__Task goal__
Under this task are some entries; return every one of them exactly.

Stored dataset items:
________________________________________
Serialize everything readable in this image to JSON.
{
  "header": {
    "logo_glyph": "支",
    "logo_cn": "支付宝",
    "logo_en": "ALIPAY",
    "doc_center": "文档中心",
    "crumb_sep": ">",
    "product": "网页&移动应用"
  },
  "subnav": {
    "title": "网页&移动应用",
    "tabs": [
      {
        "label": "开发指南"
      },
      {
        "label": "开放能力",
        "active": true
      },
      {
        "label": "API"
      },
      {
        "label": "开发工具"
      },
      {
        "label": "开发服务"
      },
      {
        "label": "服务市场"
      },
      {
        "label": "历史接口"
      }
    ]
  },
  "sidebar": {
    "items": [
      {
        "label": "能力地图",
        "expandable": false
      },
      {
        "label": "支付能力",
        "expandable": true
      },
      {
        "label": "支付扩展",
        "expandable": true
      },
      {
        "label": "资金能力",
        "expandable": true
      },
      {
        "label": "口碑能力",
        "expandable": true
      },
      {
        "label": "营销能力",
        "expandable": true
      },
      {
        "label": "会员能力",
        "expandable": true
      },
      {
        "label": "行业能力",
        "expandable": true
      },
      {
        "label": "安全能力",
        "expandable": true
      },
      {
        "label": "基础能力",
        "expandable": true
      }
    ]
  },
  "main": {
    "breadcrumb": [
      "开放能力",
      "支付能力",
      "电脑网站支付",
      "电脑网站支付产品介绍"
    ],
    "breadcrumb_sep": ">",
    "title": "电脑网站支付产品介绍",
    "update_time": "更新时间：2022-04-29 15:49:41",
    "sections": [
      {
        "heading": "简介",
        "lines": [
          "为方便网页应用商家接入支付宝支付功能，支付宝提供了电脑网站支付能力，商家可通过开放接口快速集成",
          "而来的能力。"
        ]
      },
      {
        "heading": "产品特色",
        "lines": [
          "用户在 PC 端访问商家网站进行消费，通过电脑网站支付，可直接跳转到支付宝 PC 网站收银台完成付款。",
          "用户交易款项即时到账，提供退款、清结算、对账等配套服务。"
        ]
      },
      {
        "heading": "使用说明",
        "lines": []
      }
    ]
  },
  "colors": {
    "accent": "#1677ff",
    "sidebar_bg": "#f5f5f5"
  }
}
________________________________________
__Result below__
Serialize everything readable in this image to JSON.
{
  "header": {
    "logo_glyph": "支",
    "logo_cn": "支付宝",
    "logo_en": "ALIPAY",
    "doc_center": "文档中心",
    "crumb_sep": ">",
    "product": "网页&移动应用"
  },
  "subnav": {
    "title": "网页&移动应用",
    "tabs": [
      {
        "label": "开发指南"
      },
      {
        "label": "开放能力",
        "active": true
      },
      {
        "label": "API"
      },
      {
        "label": "开发工具"
      },
      {
        "label": "开发服务"
      },
      {
        "label": "服务市场"
      },
      {
        "label": "历史接口"
      }
    ]
  },
  "sidebar": {
    "items": [
      {
        "label": "能力地图",
        "expandable": false
      },
      {
        "label": "支付能力",
        "expandable": true
      },
      {
        "label": "支付扩展",
        "expandable": true
      },
      {
        "label": "资金能力",
        "expandable": true
      },
      {
        "label": "口碑能力",
        "expandable": true
      },
      {
        "label": "营销能力",
        "expandable": true
      },
      {
        "label": "会员能力",
        "expandable": true
      },
      {
        "label": "行业能力",
        "expandable": true
      },
      {
        "label": "安全能力",
        "expandable": true
      },
      {
        "label": "基础能力",
        "expandable": true
      }
    ]
  },
  "main": {
    "breadcrumb": [
      "开放能力",
      "支付能力",
      "电脑网站支付",
      "电脑网站支付产品介绍"
    ],
    "breadcrumb_sep": ">",
    "title": "电脑网站支付产品介绍",
    "update_time": "更新时间：2022-04-29 15:49:41",
    "sections": [
      {
        "heading": "简介",
        "lines": [
          "为方便网页应用商家接入支付宝支付功能，支付宝提供了电脑网站支付能力，商家可通过开放接口快速集成",
          "而来的能力。"
        ]
      },
      {
        "heading": "产品特色",
        "lines": [
          "用户在 PC 端访问商家网站进行消费，通过电脑网站支付，可直接跳转到支付宝 PC 网站收银台完成付款。",
          "用户交易款项即时到账，提供退款、清结算、对账等配套服务。"
        ]
      },
      {
        "heading": "使用说明",
        "lines": []
      }
    ]
  },
  "colors": {
    "accent": "#1677ff",
    "sidebar_bg": "#f5f5f5"
  }
}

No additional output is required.